--- begin Supplied material ---

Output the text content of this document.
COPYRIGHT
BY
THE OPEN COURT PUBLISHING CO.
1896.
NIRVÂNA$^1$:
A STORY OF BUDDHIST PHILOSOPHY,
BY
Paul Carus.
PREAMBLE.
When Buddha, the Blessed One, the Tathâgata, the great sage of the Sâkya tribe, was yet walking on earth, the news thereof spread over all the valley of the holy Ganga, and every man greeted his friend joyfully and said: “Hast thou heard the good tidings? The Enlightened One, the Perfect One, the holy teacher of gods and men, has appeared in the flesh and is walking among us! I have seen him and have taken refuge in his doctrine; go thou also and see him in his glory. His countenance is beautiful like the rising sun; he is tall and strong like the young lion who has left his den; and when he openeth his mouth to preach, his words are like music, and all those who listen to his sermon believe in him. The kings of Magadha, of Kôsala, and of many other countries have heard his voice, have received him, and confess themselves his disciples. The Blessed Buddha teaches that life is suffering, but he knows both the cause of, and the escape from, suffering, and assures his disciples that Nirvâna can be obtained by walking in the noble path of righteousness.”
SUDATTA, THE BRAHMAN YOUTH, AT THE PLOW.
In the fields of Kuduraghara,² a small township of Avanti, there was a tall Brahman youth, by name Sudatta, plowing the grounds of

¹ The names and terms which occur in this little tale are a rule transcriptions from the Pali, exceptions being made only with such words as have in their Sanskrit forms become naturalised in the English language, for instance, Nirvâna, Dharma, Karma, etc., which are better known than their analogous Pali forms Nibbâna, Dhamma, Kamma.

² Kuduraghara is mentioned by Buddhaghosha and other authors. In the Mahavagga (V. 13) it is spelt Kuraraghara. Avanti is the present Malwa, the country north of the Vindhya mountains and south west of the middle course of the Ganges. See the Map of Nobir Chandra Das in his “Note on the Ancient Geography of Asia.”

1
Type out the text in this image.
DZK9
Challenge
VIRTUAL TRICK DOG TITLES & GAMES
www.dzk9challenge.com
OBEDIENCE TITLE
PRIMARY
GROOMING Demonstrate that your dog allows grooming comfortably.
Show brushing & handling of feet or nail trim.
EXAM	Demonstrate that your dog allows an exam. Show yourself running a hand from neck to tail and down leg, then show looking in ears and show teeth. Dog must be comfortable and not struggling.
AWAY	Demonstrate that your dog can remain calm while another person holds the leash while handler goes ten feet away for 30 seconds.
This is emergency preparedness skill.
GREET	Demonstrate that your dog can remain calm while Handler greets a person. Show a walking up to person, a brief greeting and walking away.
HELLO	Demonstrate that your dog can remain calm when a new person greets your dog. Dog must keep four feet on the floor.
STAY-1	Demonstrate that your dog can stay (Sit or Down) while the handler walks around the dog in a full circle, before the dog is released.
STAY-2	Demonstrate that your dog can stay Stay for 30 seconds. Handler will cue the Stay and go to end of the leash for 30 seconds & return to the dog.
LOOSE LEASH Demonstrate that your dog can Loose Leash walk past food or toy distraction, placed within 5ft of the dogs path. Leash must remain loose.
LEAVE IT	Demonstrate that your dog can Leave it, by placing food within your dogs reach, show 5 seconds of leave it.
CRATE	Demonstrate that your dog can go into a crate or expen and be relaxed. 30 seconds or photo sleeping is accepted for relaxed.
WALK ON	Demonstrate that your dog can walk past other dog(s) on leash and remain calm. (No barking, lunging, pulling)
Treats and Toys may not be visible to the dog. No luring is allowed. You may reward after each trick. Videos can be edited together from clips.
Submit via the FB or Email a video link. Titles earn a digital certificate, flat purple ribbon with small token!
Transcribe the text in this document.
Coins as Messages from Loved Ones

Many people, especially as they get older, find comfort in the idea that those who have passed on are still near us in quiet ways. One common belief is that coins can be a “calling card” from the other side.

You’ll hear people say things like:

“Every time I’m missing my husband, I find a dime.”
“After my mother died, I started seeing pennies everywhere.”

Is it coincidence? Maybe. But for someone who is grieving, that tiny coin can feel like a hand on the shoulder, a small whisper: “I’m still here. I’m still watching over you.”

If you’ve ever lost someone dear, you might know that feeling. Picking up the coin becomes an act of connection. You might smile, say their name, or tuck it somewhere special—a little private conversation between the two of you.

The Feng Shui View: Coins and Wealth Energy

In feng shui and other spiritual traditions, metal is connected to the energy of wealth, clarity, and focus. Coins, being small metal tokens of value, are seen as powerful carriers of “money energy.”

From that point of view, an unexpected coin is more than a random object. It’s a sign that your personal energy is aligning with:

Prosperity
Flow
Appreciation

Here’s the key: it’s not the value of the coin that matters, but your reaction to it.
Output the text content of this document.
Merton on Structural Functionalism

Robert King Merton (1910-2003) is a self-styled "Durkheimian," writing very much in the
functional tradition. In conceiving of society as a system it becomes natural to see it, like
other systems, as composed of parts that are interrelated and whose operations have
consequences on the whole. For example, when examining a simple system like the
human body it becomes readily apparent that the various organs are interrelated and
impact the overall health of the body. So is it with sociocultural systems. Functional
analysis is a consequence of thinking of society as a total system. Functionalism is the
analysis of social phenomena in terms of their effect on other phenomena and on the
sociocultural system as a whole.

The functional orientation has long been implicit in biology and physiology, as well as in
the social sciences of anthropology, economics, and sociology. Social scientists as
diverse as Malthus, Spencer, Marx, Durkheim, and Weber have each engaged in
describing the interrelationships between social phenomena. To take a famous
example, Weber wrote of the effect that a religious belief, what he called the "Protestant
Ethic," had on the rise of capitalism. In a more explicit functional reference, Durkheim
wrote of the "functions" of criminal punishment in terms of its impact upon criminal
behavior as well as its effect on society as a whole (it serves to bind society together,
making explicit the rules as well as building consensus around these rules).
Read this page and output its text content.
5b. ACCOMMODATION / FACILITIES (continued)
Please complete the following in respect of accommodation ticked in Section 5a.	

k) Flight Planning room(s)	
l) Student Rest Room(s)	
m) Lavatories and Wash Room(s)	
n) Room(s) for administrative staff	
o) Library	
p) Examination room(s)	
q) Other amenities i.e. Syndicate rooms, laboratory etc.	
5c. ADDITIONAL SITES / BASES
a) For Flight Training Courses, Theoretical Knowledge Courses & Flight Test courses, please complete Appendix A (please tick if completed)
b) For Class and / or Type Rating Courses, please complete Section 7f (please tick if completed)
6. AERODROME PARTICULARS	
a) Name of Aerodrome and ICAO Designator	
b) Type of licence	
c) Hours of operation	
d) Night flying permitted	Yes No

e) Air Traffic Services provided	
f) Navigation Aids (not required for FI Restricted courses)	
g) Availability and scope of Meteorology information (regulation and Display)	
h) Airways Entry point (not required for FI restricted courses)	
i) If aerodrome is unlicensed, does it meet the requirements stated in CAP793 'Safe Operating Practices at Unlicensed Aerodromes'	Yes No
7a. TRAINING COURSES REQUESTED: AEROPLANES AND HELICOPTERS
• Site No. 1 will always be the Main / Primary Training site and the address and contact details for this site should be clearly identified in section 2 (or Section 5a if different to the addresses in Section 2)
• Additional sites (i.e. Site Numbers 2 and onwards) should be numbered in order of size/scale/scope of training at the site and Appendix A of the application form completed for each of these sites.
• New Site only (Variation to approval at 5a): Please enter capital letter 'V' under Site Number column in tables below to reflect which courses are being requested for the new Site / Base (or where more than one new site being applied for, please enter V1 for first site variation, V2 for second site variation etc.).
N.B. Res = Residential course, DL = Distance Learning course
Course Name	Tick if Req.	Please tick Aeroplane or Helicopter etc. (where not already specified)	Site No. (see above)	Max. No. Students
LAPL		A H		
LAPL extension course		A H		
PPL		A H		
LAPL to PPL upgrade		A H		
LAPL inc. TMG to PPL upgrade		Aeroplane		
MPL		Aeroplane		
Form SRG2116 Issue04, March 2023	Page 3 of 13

--- end Supplied material ---

Set exercise:
Report only the number of lines in the records that include the word "around".

Answer for this exercise:
2